> WHAT YOU WILL DO: Output the material from its first line through the line containing "45, 1172, 58]" as a JSON list of strings, one string per line and no blank lines, with both ends included.

> LISTED RECORDS:
::::

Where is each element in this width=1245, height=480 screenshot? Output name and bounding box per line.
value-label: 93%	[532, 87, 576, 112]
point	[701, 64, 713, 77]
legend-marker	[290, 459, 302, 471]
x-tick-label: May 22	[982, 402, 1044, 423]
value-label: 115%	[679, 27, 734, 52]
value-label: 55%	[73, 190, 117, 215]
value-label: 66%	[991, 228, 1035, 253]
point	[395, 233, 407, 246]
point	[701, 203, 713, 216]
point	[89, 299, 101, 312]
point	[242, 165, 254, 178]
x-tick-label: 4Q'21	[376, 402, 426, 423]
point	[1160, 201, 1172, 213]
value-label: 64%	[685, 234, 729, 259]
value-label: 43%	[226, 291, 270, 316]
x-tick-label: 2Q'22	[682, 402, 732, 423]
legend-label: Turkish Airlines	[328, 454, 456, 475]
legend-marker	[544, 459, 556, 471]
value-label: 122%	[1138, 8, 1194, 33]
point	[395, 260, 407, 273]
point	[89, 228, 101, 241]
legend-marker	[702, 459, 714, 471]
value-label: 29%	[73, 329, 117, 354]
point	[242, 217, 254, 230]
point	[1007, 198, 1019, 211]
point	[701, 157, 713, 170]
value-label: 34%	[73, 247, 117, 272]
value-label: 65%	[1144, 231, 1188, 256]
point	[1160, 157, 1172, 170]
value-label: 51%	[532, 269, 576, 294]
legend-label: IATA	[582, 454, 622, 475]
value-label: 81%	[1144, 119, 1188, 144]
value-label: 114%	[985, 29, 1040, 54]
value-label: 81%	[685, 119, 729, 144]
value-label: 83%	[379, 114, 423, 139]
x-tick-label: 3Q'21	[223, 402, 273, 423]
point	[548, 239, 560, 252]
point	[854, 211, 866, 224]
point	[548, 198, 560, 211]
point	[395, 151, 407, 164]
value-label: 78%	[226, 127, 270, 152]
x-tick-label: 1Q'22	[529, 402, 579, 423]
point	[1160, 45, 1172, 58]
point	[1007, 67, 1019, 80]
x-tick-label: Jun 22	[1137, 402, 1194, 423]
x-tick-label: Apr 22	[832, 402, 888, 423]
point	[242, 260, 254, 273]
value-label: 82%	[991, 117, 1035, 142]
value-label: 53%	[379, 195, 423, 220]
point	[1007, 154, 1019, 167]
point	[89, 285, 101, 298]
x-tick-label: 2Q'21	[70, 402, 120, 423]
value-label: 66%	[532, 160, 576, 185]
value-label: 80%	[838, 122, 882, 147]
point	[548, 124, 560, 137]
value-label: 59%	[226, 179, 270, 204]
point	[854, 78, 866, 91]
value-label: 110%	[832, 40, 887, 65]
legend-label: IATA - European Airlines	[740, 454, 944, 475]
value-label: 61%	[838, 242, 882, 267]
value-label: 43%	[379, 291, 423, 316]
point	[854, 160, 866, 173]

::::

> EXERCISE RESULT:
[
  "Where is each element in this width=1245, height=480 screenshot? Output name and bounding box per line.",
  "value-label: 93%\t[532, 87, 576, 112]",
  "point\t[701, 64, 713, 77]",
  "legend-marker\t[290, 459, 302, 471]",
  "x-tick-label: May 22\t[982, 402, 1044, 423]",
  "value-label: 115%\t[679, 27, 734, 52]",
  "value-label: 55%\t[73, 190, 117, 215]",
  "value-label: 66%\t[991, 228, 1035, 253]",
  "point\t[395, 233, 407, 246]",
  "point\t[701, 203, 713, 216]",
  "point\t[89, 299, 101, 312]",
  "point\t[242, 165, 254, 178]",
  "x-tick-label: 4Q'21\t[376, 402, 426, 423]",
  "point\t[1160, 201, 1172, 213]",
  "value-label: 64%\t[685, 234, 729, 259]",
  "value-label: 43%\t[226, 291, 270, 316]",
  "x-tick-label: 2Q'22\t[682, 402, 732, 423]",
  "legend-label: Turkish Airlines\t[328, 454, 456, 475]",
  "legend-marker\t[544, 459, 556, 471]",
  "value-label: 122%\t[1138, 8, 1194, 33]",
  "point\t[395, 260, 407, 273]",
  "point\t[89, 228, 101, 241]",
  "legend-marker\t[702, 459, 714, 471]",
  "value-label: 29%\t[73, 329, 117, 354]",
  "point\t[242, 217, 254, 230]",
  "point\t[1007, 198, 1019, 211]",
  "point\t[701, 157, 713, 170]",
  "value-label: 34%\t[73, 247, 117, 272]",
  "value-label: 65%\t[1144, 231, 1188, 256]",
  "point\t[1160, 157, 1172, 170]",
  "value-label: 51%\t[532, 269, 576, 294]",
  "legend-label: IATA\t[582, 454, 622, 475]",
  "value-label: 81%\t[1144, 119, 1188, 144]",
  "value-label: 114%\t[985, 29, 1040, 54]",
  "value-label: 81%\t[685, 119, 729, 144]",
  "value-label: 83%\t[379, 114, 423, 139]",
  "x-tick-label: 3Q'21\t[223, 402, 273, 423]",
  "point\t[548, 239, 560, 252]",
  "point\t[854, 211, 866, 224]",
  "point\t[548, 198, 560, 211]",
  "point\t[395, 151, 407, 164]",
  "value-label: 78%\t[226, 127, 270, 152]",
  "x-tick-label: 1Q'22\t[529, 402, 579, 423]",
  "point\t[1160, 45, 1172, 58]"
]